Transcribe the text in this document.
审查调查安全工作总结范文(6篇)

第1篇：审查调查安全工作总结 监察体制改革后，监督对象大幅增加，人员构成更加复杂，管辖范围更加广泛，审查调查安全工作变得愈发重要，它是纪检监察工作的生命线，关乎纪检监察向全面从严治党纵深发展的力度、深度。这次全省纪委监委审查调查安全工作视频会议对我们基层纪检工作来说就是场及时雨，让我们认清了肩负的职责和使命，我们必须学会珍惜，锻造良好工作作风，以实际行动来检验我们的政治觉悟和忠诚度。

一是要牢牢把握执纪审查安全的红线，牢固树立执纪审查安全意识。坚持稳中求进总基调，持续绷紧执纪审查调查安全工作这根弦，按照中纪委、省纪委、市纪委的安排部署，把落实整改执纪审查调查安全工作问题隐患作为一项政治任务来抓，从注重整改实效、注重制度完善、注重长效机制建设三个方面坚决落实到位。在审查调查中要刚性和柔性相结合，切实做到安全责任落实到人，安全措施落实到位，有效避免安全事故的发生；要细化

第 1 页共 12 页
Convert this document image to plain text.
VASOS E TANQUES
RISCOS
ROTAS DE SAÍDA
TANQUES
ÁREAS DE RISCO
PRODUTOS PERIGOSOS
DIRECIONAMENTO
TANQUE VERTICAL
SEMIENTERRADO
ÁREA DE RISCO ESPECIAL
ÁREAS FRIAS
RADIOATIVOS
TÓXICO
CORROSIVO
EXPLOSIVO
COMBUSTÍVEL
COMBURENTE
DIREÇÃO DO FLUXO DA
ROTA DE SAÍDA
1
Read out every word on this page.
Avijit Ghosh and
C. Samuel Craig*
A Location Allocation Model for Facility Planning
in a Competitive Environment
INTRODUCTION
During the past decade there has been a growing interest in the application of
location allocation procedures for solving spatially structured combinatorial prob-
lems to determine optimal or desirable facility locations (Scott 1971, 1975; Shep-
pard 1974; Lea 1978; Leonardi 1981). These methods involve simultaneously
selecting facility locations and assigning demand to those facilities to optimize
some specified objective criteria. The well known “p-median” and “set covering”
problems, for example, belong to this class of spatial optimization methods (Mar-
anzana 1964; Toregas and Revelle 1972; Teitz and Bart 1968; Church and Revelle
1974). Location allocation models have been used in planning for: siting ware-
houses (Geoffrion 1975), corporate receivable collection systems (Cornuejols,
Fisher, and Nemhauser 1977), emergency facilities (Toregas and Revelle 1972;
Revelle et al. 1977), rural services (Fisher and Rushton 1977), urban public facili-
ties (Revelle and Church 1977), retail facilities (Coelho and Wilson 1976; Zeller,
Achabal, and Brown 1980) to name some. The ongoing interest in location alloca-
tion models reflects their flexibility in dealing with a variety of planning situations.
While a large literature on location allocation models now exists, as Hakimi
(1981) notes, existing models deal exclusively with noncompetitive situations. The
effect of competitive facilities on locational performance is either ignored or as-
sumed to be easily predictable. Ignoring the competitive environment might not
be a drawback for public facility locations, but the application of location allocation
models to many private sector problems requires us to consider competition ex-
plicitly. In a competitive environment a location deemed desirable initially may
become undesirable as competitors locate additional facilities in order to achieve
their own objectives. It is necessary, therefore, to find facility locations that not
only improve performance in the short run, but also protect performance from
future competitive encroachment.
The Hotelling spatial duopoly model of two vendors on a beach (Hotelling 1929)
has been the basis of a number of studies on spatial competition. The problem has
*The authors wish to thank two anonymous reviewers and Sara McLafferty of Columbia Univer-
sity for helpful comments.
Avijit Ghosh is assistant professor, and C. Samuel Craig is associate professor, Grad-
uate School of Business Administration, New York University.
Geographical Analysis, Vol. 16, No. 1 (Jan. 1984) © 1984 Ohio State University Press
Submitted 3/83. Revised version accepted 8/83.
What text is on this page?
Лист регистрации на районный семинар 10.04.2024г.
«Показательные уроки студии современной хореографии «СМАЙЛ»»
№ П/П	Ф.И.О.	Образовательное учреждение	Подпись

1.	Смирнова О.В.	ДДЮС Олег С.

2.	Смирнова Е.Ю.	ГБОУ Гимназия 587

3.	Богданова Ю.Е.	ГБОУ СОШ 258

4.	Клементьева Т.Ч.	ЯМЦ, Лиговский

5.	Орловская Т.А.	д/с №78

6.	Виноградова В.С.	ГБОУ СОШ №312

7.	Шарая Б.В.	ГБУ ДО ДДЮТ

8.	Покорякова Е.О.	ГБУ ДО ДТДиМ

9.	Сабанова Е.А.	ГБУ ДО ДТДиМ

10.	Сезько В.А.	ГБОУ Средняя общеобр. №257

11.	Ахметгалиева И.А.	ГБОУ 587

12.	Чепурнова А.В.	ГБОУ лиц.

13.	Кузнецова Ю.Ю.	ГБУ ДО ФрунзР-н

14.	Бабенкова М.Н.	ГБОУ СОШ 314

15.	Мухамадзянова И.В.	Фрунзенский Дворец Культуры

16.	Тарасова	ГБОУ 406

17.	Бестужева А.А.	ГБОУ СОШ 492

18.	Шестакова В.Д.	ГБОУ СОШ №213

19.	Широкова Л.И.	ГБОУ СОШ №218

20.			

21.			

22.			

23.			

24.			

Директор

▶ **WHAT THE TASK ASKS**:
Filter the entries down to the lines with the word "ГБОУ" in them.

▶ **SOLUTION TO THIS PROBLEM**:
2.	Смирнова Е.Ю.	ГБОУ Гимназия 587
3.	Богданова Ю.Е.	ГБОУ СОШ 258
6.	Виноградова В.С.	ГБОУ СОШ №312
10.	Сезько В.А.	ГБОУ Средняя общеобр. №257
11.	Ахметгалиева И.А.	ГБОУ 587
12.	Чепурнова А.В.	ГБОУ лиц.
14.	Бабенкова М.Н.	ГБОУ СОШ 314
16.	Тарасова	ГБОУ 406
17.	Бестужева А.А.	ГБОУ СОШ 492
18.	Шестакова В.Д.	ГБОУ СОШ №213
19.	Широкова Л.И.	ГБОУ СОШ №218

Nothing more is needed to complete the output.